● **What this task involves**
How many lines of the data include the string "curtidas"? State the number and nothing else.

● **Records for processing**
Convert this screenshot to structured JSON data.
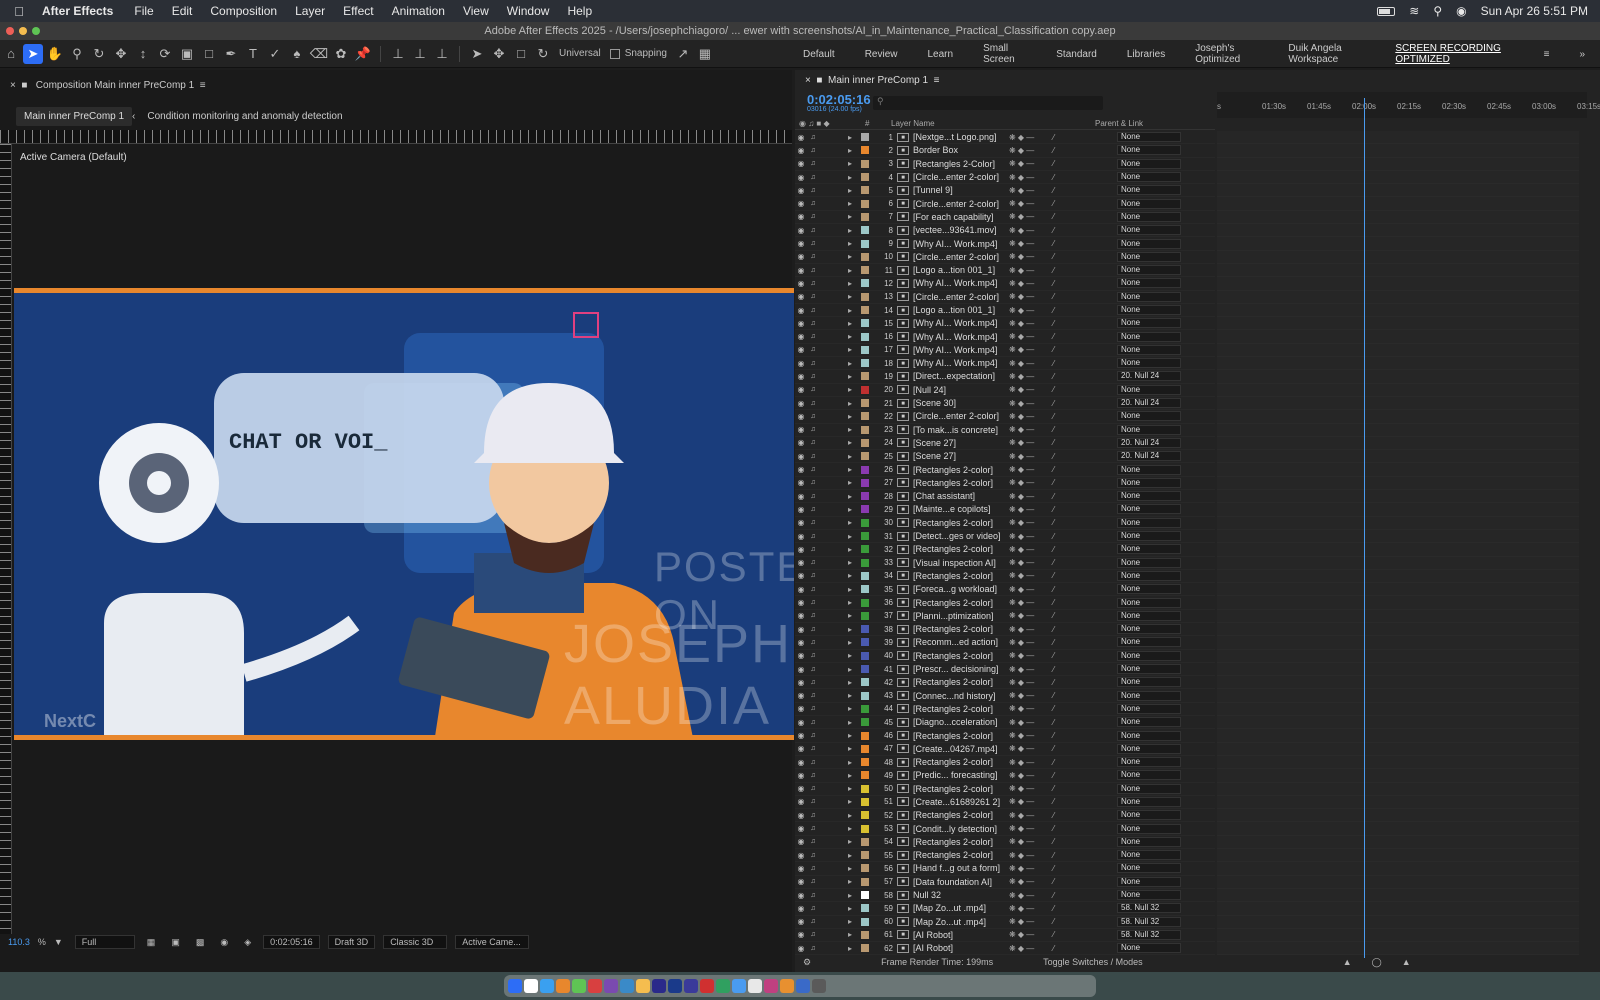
{
  "menubar": {
    "app": "After Effects",
    "items": [
      "File",
      "Edit",
      "Composition",
      "Layer",
      "Effect",
      "Animation",
      "View",
      "Window",
      "Help"
    ],
    "datetime": "Sun Apr 26  5:51 PM"
  },
  "window": {
    "title": "Adobe After Effects 2025 - /Users/josephchiagoro/ ... ewer with screenshots/AI_in_Maintenance_Practical_Classification copy.aep"
  },
  "toolbar": {
    "universal": "Universal",
    "snapping": "Snapping"
  },
  "workspaces": [
    "Default",
    "Review",
    "Learn",
    "Small Screen",
    "Standard",
    "Libraries",
    "Joseph's Optimized",
    "Duik Angela Workspace",
    "SCREEN RECORDING OPTIMIZED"
  ],
  "comp": {
    "panel_title": "Composition Main inner PreComp 1",
    "tab_active": "Main inner PreComp 1",
    "tab_other": "Condition monitoring and anomaly detection",
    "camera_label": "Active Camera (Default)",
    "speech_text": "CHAT OR VOI_",
    "watermark1": "POSTED ON",
    "watermark2": "JOSEPH ALUDIA",
    "brand": "NextC"
  },
  "viewer_footer": {
    "zoom": "110.3",
    "resolution": "Full",
    "time": "0:02:05:16",
    "draft": "Draft 3D",
    "renderer": "Classic 3D",
    "camera": "Active Came..."
  },
  "timeline": {
    "panel_title": "Main inner PreComp 1",
    "timecode": "0:02:05:16",
    "fps": "03016 (24.00 fps)",
    "col_layer": "Layer Name",
    "col_parent": "Parent & Link",
    "ruler_ticks": [
      "s",
      "01:30s",
      "01:45s",
      "02:00s",
      "02:15s",
      "02:30s",
      "02:45s",
      "03:00s",
      "03:15s"
    ],
    "frame_render": "Frame Render Time:  199ms",
    "toggle": "Toggle Switches / Modes"
  },
  "layers": [
    {
      "n": "1",
      "name": "[Nextge...t Logo.png]",
      "parent": "None",
      "color": "#a8a8a8"
    },
    {
      "n": "2",
      "name": "Border Box",
      "parent": "None",
      "color": "#e8872d"
    },
    {
      "n": "3",
      "name": "[Rectangles 2-Color]",
      "parent": "None",
      "color": "#b89870"
    },
    {
      "n": "4",
      "name": "[Circle...enter 2-color]",
      "parent": "None",
      "color": "#b89870"
    },
    {
      "n": "5",
      "name": "[Tunnel 9]",
      "parent": "None",
      "color": "#b89870"
    },
    {
      "n": "6",
      "name": "[Circle...enter 2-color]",
      "parent": "None",
      "color": "#b89870"
    },
    {
      "n": "7",
      "name": "[For each capability]",
      "parent": "None",
      "color": "#b89870"
    },
    {
      "n": "8",
      "name": "[vectee...93641.mov]",
      "parent": "None",
      "color": "#9cc7c7"
    },
    {
      "n": "9",
      "name": "[Why AI... Work.mp4]",
      "parent": "None",
      "color": "#9cc7c7"
    },
    {
      "n": "10",
      "name": "[Circle...enter 2-color]",
      "parent": "None",
      "color": "#b89870"
    },
    {
      "n": "11",
      "name": "[Logo a...tion 001_1]",
      "parent": "None",
      "color": "#b89870"
    },
    {
      "n": "12",
      "name": "[Why AI... Work.mp4]",
      "parent": "None",
      "color": "#9cc7c7"
    },
    {
      "n": "13",
      "name": "[Circle...enter 2-color]",
      "parent": "None",
      "color": "#b89870"
    },
    {
      "n": "14",
      "name": "[Logo a...tion 001_1]",
      "parent": "None",
      "color": "#b89870"
    },
    {
      "n": "15",
      "name": "[Why AI... Work.mp4]",
      "parent": "None",
      "color": "#9cc7c7"
    },
    {
      "n": "16",
      "name": "[Why AI... Work.mp4]",
      "parent": "None",
      "color": "#9cc7c7"
    },
    {
      "n": "17",
      "name": "[Why AI... Work.mp4]",
      "parent": "None",
      "color": "#9cc7c7"
    },
    {
      "n": "18",
      "name": "[Why AI... Work.mp4]",
      "parent": "None",
      "color": "#9cc7c7"
    },
    {
      "n": "19",
      "name": "[Direct...expectation]",
      "parent": "20. Null 24",
      "color": "#b89870"
    },
    {
      "n": "20",
      "name": "[Null 24]",
      "parent": "None",
      "color": "#c03030"
    },
    {
      "n": "21",
      "name": "[Scene 30]",
      "parent": "20. Null 24",
      "color": "#b89870"
    },
    {
      "n": "22",
      "name": "[Circle...enter 2-color]",
      "parent": "None",
      "color": "#b89870"
    },
    {
      "n": "23",
      "name": "[To mak...is concrete]",
      "parent": "None",
      "color": "#b89870"
    },
    {
      "n": "24",
      "name": "[Scene 27]",
      "parent": "20. Null 24",
      "color": "#b89870"
    },
    {
      "n": "25",
      "name": "[Scene 27]",
      "parent": "20. Null 24",
      "color": "#b89870"
    },
    {
      "n": "26",
      "name": "[Rectangles 2-color]",
      "parent": "None",
      "color": "#8a3ab0"
    },
    {
      "n": "27",
      "name": "[Rectangles 2-color]",
      "parent": "None",
      "color": "#8a3ab0"
    },
    {
      "n": "28",
      "name": "[Chat assistant]",
      "parent": "None",
      "color": "#8a3ab0"
    },
    {
      "n": "29",
      "name": "[Mainte...e copilots]",
      "parent": "None",
      "color": "#8a3ab0"
    },
    {
      "n": "30",
      "name": "[Rectangles 2-color]",
      "parent": "None",
      "color": "#3a9a3a"
    },
    {
      "n": "31",
      "name": "[Detect...ges or video]",
      "parent": "None",
      "color": "#3a9a3a"
    },
    {
      "n": "32",
      "name": "[Rectangles 2-color]",
      "parent": "None",
      "color": "#3a9a3a"
    },
    {
      "n": "33",
      "name": "[Visual inspection AI]",
      "parent": "None",
      "color": "#3a9a3a"
    },
    {
      "n": "34",
      "name": "[Rectangles 2-color]",
      "parent": "None",
      "color": "#9cc7c7"
    },
    {
      "n": "35",
      "name": "[Foreca...g workload]",
      "parent": "None",
      "color": "#9cc7c7"
    },
    {
      "n": "36",
      "name": "[Rectangles 2-color]",
      "parent": "None",
      "color": "#3a9a3a"
    },
    {
      "n": "37",
      "name": "[Planni...ptimization]",
      "parent": "None",
      "color": "#3a9a3a"
    },
    {
      "n": "38",
      "name": "[Rectangles 2-color]",
      "parent": "None",
      "color": "#4a5ab0"
    },
    {
      "n": "39",
      "name": "[Recomm...ed action]",
      "parent": "None",
      "color": "#4a5ab0"
    },
    {
      "n": "40",
      "name": "[Rectangles 2-color]",
      "parent": "None",
      "color": "#4a5ab0"
    },
    {
      "n": "41",
      "name": "[Prescr... decisioning]",
      "parent": "None",
      "color": "#4a5ab0"
    },
    {
      "n": "42",
      "name": "[Rectangles 2-color]",
      "parent": "None",
      "color": "#9cc7c7"
    },
    {
      "n": "43",
      "name": "[Connec...nd history]",
      "parent": "None",
      "color": "#9cc7c7"
    },
    {
      "n": "44",
      "name": "[Rectangles 2-color]",
      "parent": "None",
      "color": "#3a9a3a"
    },
    {
      "n": "45",
      "name": "[Diagno...cceleration]",
      "parent": "None",
      "color": "#3a9a3a"
    },
    {
      "n": "46",
      "name": "[Rectangles 2-color]",
      "parent": "None",
      "color": "#e8872d"
    },
    {
      "n": "47",
      "name": "[Create...04267.mp4]",
      "parent": "None",
      "color": "#e8872d"
    },
    {
      "n": "48",
      "name": "[Rectangles 2-color]",
      "parent": "None",
      "color": "#e8872d"
    },
    {
      "n": "49",
      "name": "[Predic... forecasting]",
      "parent": "None",
      "color": "#e8872d"
    },
    {
      "n": "50",
      "name": "[Rectangles 2-color]",
      "parent": "None",
      "color": "#d8c030"
    },
    {
      "n": "51",
      "name": "[Create...61689261 2]",
      "parent": "None",
      "color": "#d8c030"
    },
    {
      "n": "52",
      "name": "[Rectangles 2-color]",
      "parent": "None",
      "color": "#d8c030"
    },
    {
      "n": "53",
      "name": "[Condit...ly detection]",
      "parent": "None",
      "color": "#d8c030"
    },
    {
      "n": "54",
      "name": "[Rectangles 2-color]",
      "parent": "None",
      "color": "#b89870"
    },
    {
      "n": "55",
      "name": "[Rectangles 2-color]",
      "parent": "None",
      "color": "#b89870"
    },
    {
      "n": "56",
      "name": "[Hand f...g out a form]",
      "parent": "None",
      "color": "#b89870"
    },
    {
      "n": "57",
      "name": "[Data foundation AI]",
      "parent": "None",
      "color": "#b89870"
    },
    {
      "n": "58",
      "name": "Null 32",
      "parent": "None",
      "color": "#ffffff"
    },
    {
      "n": "59",
      "name": "[Map Zo...ut .mp4]",
      "parent": "58. Null 32",
      "color": "#9cc7c7"
    },
    {
      "n": "60",
      "name": "[Map Zo...ut .mp4]",
      "parent": "58. Null 32",
      "color": "#9cc7c7"
    },
    {
      "n": "61",
      "name": "[AI Robot]",
      "parent": "58. Null 32",
      "color": "#b89870"
    },
    {
      "n": "62",
      "name": "[AI Robot]",
      "parent": "None",
      "color": "#b89870"
    }
  ]
}
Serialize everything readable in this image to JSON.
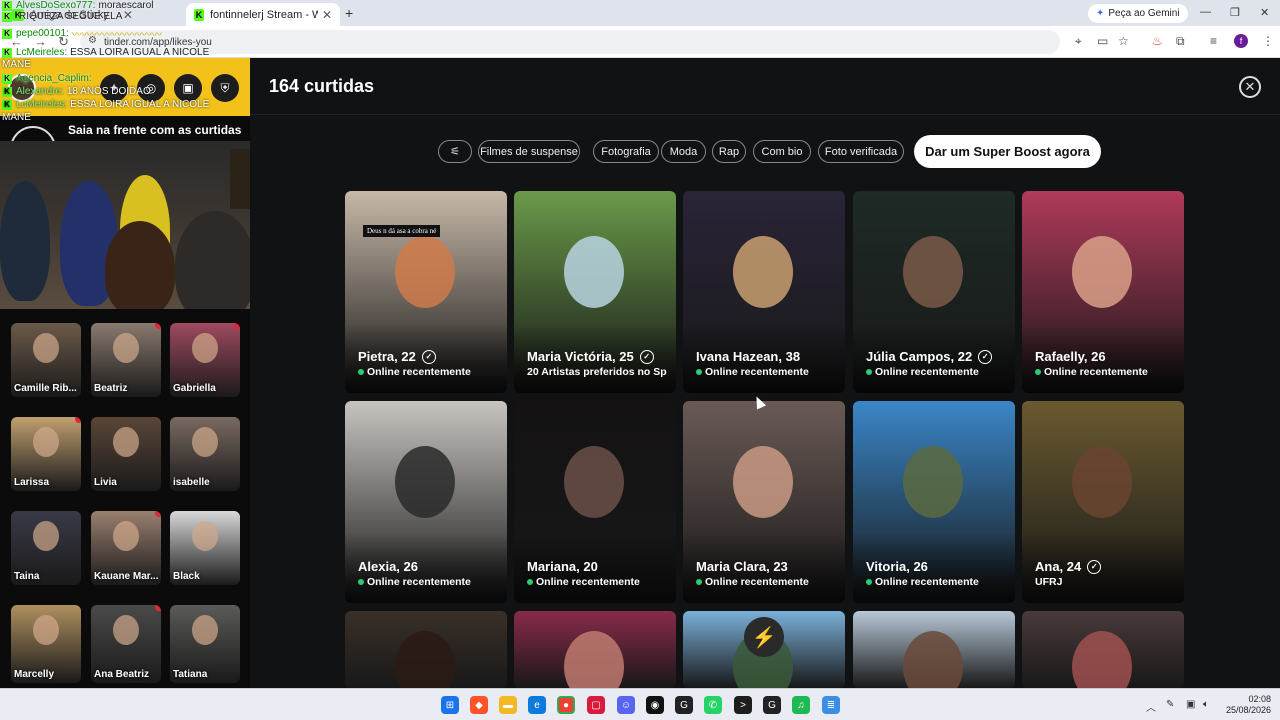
{
  "browser": {
    "tabs": [
      {
        "label": "Amiga do Sticky"
      },
      {
        "label": "fontinnelerj Stream - Watch Liv"
      }
    ],
    "new_tab_icon": "+",
    "gemini_label": "Peça ao Gemini",
    "url": "tinder.com/app/likes-you",
    "profile_initial": "f"
  },
  "chat": {
    "lines": [
      {
        "user": "AlvesDoSexo777:",
        "text": "moraescarol",
        "light": true
      },
      {
        "user": "",
        "text": "RIQUEZA SEGUE ELA",
        "light": false
      },
      {
        "user": "pepe00101:",
        "text": "〰〰〰〰〰〰〰〰〰",
        "light": false
      },
      {
        "user": "LcMeireles:",
        "text": "ESSA LOIRA IGUAL A NICOLE",
        "light": false
      },
      {
        "user": "",
        "text": "MANE",
        "light": true
      },
      {
        "user": "Agencia_Caplim:",
        "text": "",
        "light": false
      },
      {
        "user": "Alexandre:",
        "text": "18 ANOS DOIDAO",
        "light": true
      },
      {
        "user": "LcMeireles:",
        "text": "ESSA LOIRA IGUAL A NICOLE",
        "light": true
      },
      {
        "user": "",
        "text": "MANE",
        "light": true
      }
    ]
  },
  "sidebar": {
    "boost_text": "Saia na frente com as curtidas prioritárias",
    "matches": [
      {
        "name": "Camille Rib...",
        "color": "#6b5a4a",
        "unread": false
      },
      {
        "name": "Beatriz",
        "color": "#8a7a70",
        "unread": true
      },
      {
        "name": "Gabriella",
        "color": "#a04a60",
        "unread": true
      },
      {
        "name": "Larissa",
        "color": "#c0a070",
        "unread": true
      },
      {
        "name": "Livia",
        "color": "#5a4638",
        "unread": false
      },
      {
        "name": "isabelle",
        "color": "#7a6a60",
        "unread": false
      },
      {
        "name": "Taina",
        "color": "#3a3a48",
        "unread": false
      },
      {
        "name": "Kauane Mar...",
        "color": "#9a8070",
        "unread": true
      },
      {
        "name": "Black",
        "color": "#d8d8d8",
        "unread": false
      },
      {
        "name": "Marcelly",
        "color": "#b09060",
        "unread": false
      },
      {
        "name": "Ana Beatriz",
        "color": "#4a4a4a",
        "unread": true
      },
      {
        "name": "Tatiana",
        "color": "#5a5a58",
        "unread": false
      }
    ]
  },
  "main": {
    "title": "164 curtidas",
    "filters": [
      "Filmes de suspense",
      "Fotografia",
      "Moda",
      "Rap",
      "Com bio",
      "Foto verificada"
    ],
    "boost_button": "Dar um Super Boost agora",
    "sticker_text": "Deus n dá asa a cobra né",
    "cards": [
      {
        "name": "Pietra, 22",
        "status": "Online recentemente",
        "verified": true,
        "online": true,
        "bg": "#c7b8a8",
        "face": "#d07a4a"
      },
      {
        "name": "Maria Victória, 25",
        "status": "20 Artistas preferidos no Sp...",
        "verified": true,
        "online": false,
        "bg": "#6a9a4a",
        "face": "#b9d3e0"
      },
      {
        "name": "Ivana Hazean, 38",
        "status": "Online recentemente",
        "verified": false,
        "online": true,
        "bg": "#2a2438",
        "face": "#c9a070"
      },
      {
        "name": "Júlia Campos, 22",
        "status": "Online recentemente",
        "verified": true,
        "online": true,
        "bg": "#1e2a26",
        "face": "#7a5a48"
      },
      {
        "name": "Rafaelly, 26",
        "status": "Online recentemente",
        "verified": false,
        "online": true,
        "bg": "#b03a5a",
        "face": "#d9a088"
      },
      {
        "name": "Alexia, 26",
        "status": "Online recentemente",
        "verified": false,
        "online": true,
        "bg": "#c8c4c0",
        "face": "#2a2a2a"
      },
      {
        "name": "Mariana, 20",
        "status": "Online recentemente",
        "verified": false,
        "online": true,
        "bg": "#141212",
        "face": "#6a5048"
      },
      {
        "name": "Maria Clara, 23",
        "status": "Online recentemente",
        "verified": false,
        "online": true,
        "bg": "#6a5a56",
        "face": "#c99a82"
      },
      {
        "name": "Vitoria, 26",
        "status": "Online recentemente",
        "verified": false,
        "online": true,
        "bg": "#3a86c8",
        "face": "#5a6a40"
      },
      {
        "name": "Ana, 24",
        "status": "UFRJ",
        "verified": true,
        "online": false,
        "bg": "#6a5a30",
        "face": "#6a4430"
      },
      {
        "name": "",
        "status": "",
        "verified": false,
        "online": false,
        "bg": "#3a3028",
        "face": "#2a1a14"
      },
      {
        "name": "",
        "status": "",
        "verified": false,
        "online": false,
        "bg": "#8a2a4a",
        "face": "#c07a70"
      },
      {
        "name": "",
        "status": "",
        "verified": false,
        "online": false,
        "bg": "#7ab0d8",
        "face": "#3a5a3a"
      },
      {
        "name": "",
        "status": "",
        "verified": false,
        "online": false,
        "bg": "#b8c8d8",
        "face": "#6a4a3a"
      },
      {
        "name": "",
        "status": "",
        "verified": false,
        "online": false,
        "bg": "#4a3a3a",
        "face": "#a05050"
      }
    ]
  },
  "taskbar": {
    "time": "02:08",
    "date": "25/08/2026"
  }
}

● **Solution to the exercise**
2